━━ Document extract

Arizona Diamondbacks
- Broadcaster

Teams
- As Broadcaster New York Mets (2006); Arizona Diamondbacks (2012–present);

= Steve Berthiaume =

American television sportscaster

Steve Berthiaume (/bɜrθˈjuːm/) is an American television sportscaster who serves as the play-by-play broadcast announcer for the Arizona Diamondbacks and is a former anchor on ESPN and a former sportscaster for SportsNet New York (SNY).

==Broadcasting career==
===Early career===
A graduate of Emerson College, Berthiaume's broadcasting career began at various stations in the southern United States, including WVIR-TV in Charlottesville, Virginia; WIS-TV in Columbia, South Carolina; WJAR-TV in Providence, Rhode Island; and WEAR-TV in Pensacola, Florida. Berthiaume was hired from Pensacola by WTIC-TV in Hartford, Connecticut, in 1993; station management dismissed him in January 1996 due to what Berthiaume described as a disagreement over presentation styles. He then went on to the short-lived CNN/SI cable channel when it launched in December 1996 and to ESPN in 1999, starting at ESPNEWS and later anchoring for SportsCenter.

━━━━

◆ Exercise
Please translate this sentence from the Steve Berthiaume article into Spanish: "He then went on to the short-lived CNN/SI cable channel when it launched in December 1996 and to ESPN in 1999, starting at ESPNEWS and later anchoring for SportsCenter."

━━ Exercise data

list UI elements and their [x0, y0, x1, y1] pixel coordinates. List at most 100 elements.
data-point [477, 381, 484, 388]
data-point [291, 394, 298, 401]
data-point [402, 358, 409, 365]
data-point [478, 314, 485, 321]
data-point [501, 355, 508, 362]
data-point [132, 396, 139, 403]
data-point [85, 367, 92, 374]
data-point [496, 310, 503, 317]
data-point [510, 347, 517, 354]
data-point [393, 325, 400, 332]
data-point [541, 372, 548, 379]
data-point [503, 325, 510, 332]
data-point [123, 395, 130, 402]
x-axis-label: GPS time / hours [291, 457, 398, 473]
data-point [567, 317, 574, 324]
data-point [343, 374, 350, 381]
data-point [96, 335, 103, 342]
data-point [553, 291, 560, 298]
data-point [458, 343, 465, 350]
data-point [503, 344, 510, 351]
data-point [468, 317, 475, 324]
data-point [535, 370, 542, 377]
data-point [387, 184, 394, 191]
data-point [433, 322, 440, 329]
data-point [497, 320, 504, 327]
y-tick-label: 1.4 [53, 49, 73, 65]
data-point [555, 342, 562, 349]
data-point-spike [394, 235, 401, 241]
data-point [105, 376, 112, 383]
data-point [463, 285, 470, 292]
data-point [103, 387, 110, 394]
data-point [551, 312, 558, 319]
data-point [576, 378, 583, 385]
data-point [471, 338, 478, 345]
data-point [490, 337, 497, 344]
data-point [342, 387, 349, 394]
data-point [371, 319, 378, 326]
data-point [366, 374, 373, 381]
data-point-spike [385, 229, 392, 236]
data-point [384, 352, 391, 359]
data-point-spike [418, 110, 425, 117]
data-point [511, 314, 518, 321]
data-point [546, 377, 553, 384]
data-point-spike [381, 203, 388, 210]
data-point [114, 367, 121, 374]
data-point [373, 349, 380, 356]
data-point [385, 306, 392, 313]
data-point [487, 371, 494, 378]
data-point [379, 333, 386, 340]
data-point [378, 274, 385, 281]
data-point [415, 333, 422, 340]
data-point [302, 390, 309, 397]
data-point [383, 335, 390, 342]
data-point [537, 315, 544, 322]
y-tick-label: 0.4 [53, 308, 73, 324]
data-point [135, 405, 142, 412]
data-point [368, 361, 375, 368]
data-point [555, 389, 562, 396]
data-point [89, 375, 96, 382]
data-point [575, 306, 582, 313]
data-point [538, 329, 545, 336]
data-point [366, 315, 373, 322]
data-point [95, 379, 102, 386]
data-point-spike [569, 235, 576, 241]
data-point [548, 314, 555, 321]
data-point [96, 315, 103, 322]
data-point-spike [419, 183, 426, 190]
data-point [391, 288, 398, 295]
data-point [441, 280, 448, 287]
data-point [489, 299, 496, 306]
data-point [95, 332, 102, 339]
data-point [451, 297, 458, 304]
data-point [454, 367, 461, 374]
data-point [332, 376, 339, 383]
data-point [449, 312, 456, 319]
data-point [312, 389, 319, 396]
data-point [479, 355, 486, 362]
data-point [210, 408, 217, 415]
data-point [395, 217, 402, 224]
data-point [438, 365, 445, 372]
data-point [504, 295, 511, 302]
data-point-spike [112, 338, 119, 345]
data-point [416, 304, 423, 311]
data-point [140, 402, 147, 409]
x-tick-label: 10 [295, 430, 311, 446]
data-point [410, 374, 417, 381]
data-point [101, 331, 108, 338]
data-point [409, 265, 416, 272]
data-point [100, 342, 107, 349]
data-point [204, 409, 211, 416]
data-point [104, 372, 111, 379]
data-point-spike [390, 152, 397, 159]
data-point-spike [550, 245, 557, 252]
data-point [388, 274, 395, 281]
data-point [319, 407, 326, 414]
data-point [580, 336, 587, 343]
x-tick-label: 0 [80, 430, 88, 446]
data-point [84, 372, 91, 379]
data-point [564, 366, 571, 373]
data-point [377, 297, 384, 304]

━━━━

◆ Solution
Luego pasó al efímero canal de cable CNN/SI cuando se lanzó en diciembre de 1996 y a ESPN en 1999, donde comenzó en ESPNEWS y más tarde fue presentador de SportsCenter.